Part of a data file:
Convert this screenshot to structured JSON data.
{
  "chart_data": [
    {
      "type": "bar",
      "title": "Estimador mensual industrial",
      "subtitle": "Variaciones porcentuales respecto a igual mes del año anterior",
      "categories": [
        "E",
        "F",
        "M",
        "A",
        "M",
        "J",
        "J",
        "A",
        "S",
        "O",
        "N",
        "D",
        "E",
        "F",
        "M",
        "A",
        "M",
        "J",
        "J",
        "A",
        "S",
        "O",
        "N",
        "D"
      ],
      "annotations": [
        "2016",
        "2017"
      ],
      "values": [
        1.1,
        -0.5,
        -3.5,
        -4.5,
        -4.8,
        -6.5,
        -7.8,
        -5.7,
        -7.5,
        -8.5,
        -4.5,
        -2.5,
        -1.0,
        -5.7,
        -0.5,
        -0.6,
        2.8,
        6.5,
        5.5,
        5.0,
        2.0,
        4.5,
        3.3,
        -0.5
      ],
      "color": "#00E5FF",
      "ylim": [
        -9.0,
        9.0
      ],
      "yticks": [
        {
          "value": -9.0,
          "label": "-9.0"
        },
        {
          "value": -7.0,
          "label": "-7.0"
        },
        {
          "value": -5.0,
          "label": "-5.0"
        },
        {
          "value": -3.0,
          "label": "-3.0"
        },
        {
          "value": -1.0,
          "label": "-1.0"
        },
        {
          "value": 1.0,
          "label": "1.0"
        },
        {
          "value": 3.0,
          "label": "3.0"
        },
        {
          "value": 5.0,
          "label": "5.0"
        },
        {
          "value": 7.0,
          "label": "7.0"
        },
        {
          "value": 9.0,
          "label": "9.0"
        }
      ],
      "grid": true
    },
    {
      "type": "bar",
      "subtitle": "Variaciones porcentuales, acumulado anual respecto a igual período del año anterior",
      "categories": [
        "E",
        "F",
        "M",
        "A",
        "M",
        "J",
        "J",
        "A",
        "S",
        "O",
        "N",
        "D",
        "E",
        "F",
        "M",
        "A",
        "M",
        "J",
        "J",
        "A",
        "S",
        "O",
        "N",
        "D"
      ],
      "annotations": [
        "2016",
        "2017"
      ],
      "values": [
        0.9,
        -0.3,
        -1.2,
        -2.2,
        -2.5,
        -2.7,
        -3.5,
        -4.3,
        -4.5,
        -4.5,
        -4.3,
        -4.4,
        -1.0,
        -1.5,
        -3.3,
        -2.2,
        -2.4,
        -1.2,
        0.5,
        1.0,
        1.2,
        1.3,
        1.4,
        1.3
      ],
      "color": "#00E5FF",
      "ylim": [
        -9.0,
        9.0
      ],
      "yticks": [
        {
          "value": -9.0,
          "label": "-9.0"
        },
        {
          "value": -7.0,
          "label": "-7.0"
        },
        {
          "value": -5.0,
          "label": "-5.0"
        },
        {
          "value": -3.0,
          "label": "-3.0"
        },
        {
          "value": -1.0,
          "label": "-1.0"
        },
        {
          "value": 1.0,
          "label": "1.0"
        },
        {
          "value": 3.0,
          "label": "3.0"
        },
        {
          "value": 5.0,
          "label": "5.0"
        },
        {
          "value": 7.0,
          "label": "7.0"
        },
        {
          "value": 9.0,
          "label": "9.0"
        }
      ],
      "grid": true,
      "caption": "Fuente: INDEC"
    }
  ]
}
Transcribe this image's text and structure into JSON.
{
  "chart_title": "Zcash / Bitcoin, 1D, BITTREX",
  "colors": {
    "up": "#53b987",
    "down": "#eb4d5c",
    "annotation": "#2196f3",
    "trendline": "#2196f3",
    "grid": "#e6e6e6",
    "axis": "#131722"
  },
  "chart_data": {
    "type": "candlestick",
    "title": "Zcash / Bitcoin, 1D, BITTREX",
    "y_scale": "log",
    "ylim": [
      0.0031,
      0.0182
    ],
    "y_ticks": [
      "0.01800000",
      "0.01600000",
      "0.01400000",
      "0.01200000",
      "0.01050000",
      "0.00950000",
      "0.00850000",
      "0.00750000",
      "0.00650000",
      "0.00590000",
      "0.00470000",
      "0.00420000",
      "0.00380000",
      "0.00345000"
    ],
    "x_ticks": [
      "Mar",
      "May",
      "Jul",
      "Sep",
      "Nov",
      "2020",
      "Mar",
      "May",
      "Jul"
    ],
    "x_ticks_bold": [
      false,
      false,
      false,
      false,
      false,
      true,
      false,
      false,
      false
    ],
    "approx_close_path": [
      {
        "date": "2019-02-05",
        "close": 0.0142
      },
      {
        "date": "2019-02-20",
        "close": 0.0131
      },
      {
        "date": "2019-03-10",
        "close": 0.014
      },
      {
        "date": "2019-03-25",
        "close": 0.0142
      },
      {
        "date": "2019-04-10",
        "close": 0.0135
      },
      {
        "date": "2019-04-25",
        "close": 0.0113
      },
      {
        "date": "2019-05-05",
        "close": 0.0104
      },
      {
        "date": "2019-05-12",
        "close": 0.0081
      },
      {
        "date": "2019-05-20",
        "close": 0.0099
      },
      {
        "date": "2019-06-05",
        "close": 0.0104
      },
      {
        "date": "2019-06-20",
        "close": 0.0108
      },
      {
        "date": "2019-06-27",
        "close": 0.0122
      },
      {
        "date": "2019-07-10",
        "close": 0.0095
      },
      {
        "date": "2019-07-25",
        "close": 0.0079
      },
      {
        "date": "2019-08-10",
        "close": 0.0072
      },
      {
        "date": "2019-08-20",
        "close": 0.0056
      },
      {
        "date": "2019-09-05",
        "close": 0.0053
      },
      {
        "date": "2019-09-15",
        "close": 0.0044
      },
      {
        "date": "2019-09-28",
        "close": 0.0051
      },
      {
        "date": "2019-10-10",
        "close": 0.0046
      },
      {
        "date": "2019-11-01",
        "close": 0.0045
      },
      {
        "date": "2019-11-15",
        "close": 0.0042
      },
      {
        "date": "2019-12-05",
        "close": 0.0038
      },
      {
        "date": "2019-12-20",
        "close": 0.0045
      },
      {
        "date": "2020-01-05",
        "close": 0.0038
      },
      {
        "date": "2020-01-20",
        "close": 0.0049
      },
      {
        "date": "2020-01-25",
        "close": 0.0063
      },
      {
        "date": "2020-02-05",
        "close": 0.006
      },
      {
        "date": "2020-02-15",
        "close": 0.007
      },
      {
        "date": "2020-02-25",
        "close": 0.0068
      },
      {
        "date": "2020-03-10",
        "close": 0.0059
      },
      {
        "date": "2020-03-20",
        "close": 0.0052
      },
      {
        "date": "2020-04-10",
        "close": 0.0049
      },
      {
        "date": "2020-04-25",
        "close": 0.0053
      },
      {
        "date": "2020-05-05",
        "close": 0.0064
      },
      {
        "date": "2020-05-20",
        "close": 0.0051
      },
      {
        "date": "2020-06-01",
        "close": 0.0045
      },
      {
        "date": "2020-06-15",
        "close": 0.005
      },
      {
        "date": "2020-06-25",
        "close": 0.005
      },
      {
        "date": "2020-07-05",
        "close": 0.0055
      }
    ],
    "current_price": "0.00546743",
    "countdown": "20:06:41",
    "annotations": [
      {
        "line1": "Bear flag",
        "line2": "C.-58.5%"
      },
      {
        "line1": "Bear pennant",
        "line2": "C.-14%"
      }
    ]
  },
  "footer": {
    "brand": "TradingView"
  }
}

Task directions: Repeat the records above exactly as they appear.

The response:
Convert this screenshot to structured JSON data.
{
  "chart_data": [
    {
      "type": "bar",
      "title": "Estimador mensual industrial",
      "subtitle": "Variaciones porcentuales respecto a igual mes del año anterior",
      "categories": [
        "E",
        "F",
        "M",
        "A",
        "M",
        "J",
        "J",
        "A",
        "S",
        "O",
        "N",
        "D",
        "E",
        "F",
        "M",
        "A",
        "M",
        "J",
        "J",
        "A",
        "S",
        "O",
        "N",
        "D"
      ],
      "annotations": [
        "2016",
        "2017"
      ],
      "values": [
        1.1,
        -0.5,
        -3.5,
        -4.5,
        -4.8,
        -6.5,
        -7.8,
        -5.7,
        -7.5,
        -8.5,
        -4.5,
        -2.5,
        -1.0,
        -5.7,
        -0.5,
        -0.6,
        2.8,
        6.5,
        5.5,
        5.0,
        2.0,
        4.5,
        3.3,
        -0.5
      ],
      "color": "#00E5FF",
      "ylim": [
        -9.0,
        9.0
      ],
      "yticks": [
        {
          "value": -9.0,
          "label": "-9.0"
        },
        {
          "value": -7.0,
          "label": "-7.0"
        },
        {
          "value": -5.0,
          "label": "-5.0"
        },
        {
          "value": -3.0,
          "label": "-3.0"
        },
        {
          "value": -1.0,
          "label": "-1.0"
        },
        {
          "value": 1.0,
          "label": "1.0"
        },
        {
          "value": 3.0,
          "label": "3.0"
        },
        {
          "value": 5.0,
          "label": "5.0"
        },
        {
          "value": 7.0,
          "label": "7.0"
        },
        {
          "value": 9.0,
          "label": "9.0"
        }
      ],
      "grid": true
    },
    {
      "type": "bar",
      "subtitle": "Variaciones porcentuales, acumulado anual respecto a igual período del año anterior",
      "categories": [
        "E",
        "F",
        "M",
        "A",
        "M",
        "J",
        "J",
        "A",
        "S",
        "O",
        "N",
        "D",
        "E",
        "F",
        "M",
        "A",
        "M",
        "J",
        "J",
        "A",
        "S",
        "O",
        "N",
        "D"
      ],
      "annotations": [
        "2016",
        "2017"
      ],
      "values": [
        0.9,
        -0.3,
        -1.2,
        -2.2,
        -2.5,
        -2.7,
        -3.5,
        -4.3,
        -4.5,
        -4.5,
        -4.3,
        -4.4,
        -1.0,
        -1.5,
        -3.3,
        -2.2,
        -2.4,
        -1.2,
        0.5,
        1.0,
        1.2,
        1.3,
        1.4,
        1.3
      ],
      "color": "#00E5FF",
      "ylim": [
        -9.0,
        9.0
      ],
      "yticks": [
        {
          "value": -9.0,
          "label": "-9.0"
        },
        {
          "value": -7.0,
          "label": "-7.0"
        },
        {
          "value": -5.0,
          "label": "-5.0"
        },
        {
          "value": -3.0,
          "label": "-3.0"
        },
        {
          "value": -1.0,
          "label": "-1.0"
        },
        {
          "value": 1.0,
          "label": "1.0"
        },
        {
          "value": 3.0,
          "label": "3.0"
        },
        {
          "value": 5.0,
          "label": "5.0"
        },
        {
          "value": 7.0,
          "label": "7.0"
        },
        {
          "value": 9.0,
          "label": "9.0"
        }
      ],
      "grid": true,
      "caption": "Fuente: INDEC"
    }
  ]
}
Transcribe this image's text and structure into JSON.
{
  "chart_title": "Zcash / Bitcoin, 1D, BITTREX",
  "colors": {
    "up": "#53b987",
    "down": "#eb4d5c",
    "annotation": "#2196f3",
    "trendline": "#2196f3",
    "grid": "#e6e6e6",
    "axis": "#131722"
  },
  "chart_data": {
    "type": "candlestick",
    "title": "Zcash / Bitcoin, 1D, BITTREX",
    "y_scale": "log",
    "ylim": [
      0.0031,
      0.0182
    ],
    "y_ticks": [
      "0.01800000",
      "0.01600000",
      "0.01400000",
      "0.01200000",
      "0.01050000",
      "0.00950000",
      "0.00850000",
      "0.00750000",
      "0.00650000",
      "0.00590000",
      "0.00470000",
      "0.00420000",
      "0.00380000",
      "0.00345000"
    ],
    "x_ticks": [
      "Mar",
      "May",
      "Jul",
      "Sep",
      "Nov",
      "2020",
      "Mar",
      "May",
      "Jul"
    ],
    "x_ticks_bold": [
      false,
      false,
      false,
      false,
      false,
      true,
      false,
      false,
      false
    ],
    "approx_close_path": [
      {
        "date": "2019-02-05",
        "close": 0.0142
      },
      {
        "date": "2019-02-20",
        "close": 0.0131
      },
      {
        "date": "2019-03-10",
        "close": 0.014
      },
      {
        "date": "2019-03-25",
        "close": 0.0142
      },
      {
        "date": "2019-04-10",
        "close": 0.0135
      },
      {
        "date": "2019-04-25",
        "close": 0.0113
      },
      {
        "date": "2019-05-05",
        "close": 0.0104
      },
      {
        "date": "2019-05-12",
        "close": 0.0081
      },
      {
        "date": "2019-05-20",
        "close": 0.0099
      },
      {
        "date": "2019-06-05",
        "close": 0.0104
      },
      {
        "date": "2019-06-20",
        "close": 0.0108
      },
      {
        "date": "2019-06-27",
        "close": 0.0122
      },
      {
        "date": "2019-07-10",
        "close": 0.0095
      },
      {
        "date": "2019-07-25",
        "close": 0.0079
      },
      {
        "date": "2019-08-10",
        "close": 0.0072
      },
      {
        "date": "2019-08-20",
        "close": 0.0056
      },
      {
        "date": "2019-09-05",
        "close": 0.0053
      },
      {
        "date": "2019-09-15",
        "close": 0.0044
      },
      {
        "date": "2019-09-28",
        "close": 0.0051
      },
      {
        "date": "2019-10-10",
        "close": 0.0046
      },
      {
        "date": "2019-11-01",
        "close": 0.0045
      },
      {
        "date": "2019-11-15",
        "close": 0.0042
      },
      {
        "date": "2019-12-05",
        "close": 0.0038
      },
      {
        "date": "2019-12-20",
        "close": 0.0045
      },
      {
        "date": "2020-01-05",
        "close": 0.0038
      },
      {
        "date": "2020-01-20",
        "close": 0.0049
      },
      {
        "date": "2020-01-25",
        "close": 0.0063
      },
      {
        "date": "2020-02-05",
        "close": 0.006
      },
      {
        "date": "2020-02-15",
        "close": 0.007
      },
      {
        "date": "2020-02-25",
        "close": 0.0068
      },
      {
        "date": "2020-03-10",
        "close": 0.0059
      },
      {
        "date": "2020-03-20",
        "close": 0.0052
      },
      {
        "date": "2020-04-10",
        "close": 0.0049
      },
      {
        "date": "2020-04-25",
        "close": 0.0053
      },
      {
        "date": "2020-05-05",
        "close": 0.0064
      },
      {
        "date": "2020-05-20",
        "close": 0.0051
      },
      {
        "date": "2020-06-01",
        "close": 0.0045
      },
      {
        "date": "2020-06-15",
        "close": 0.005
      },
      {
        "date": "2020-06-25",
        "close": 0.005
      },
      {
        "date": "2020-07-05",
        "close": 0.0055
      }
    ],
    "current_price": "0.00546743",
    "countdown": "20:06:41",
    "annotations": [
      {
        "line1": "Bear flag",
        "line2": "C.-58.5%"
      },
      {
        "line1": "Bear pennant",
        "line2": "C.-14%"
      }
    ]
  },
  "footer": {
    "brand": "TradingView"
  }
}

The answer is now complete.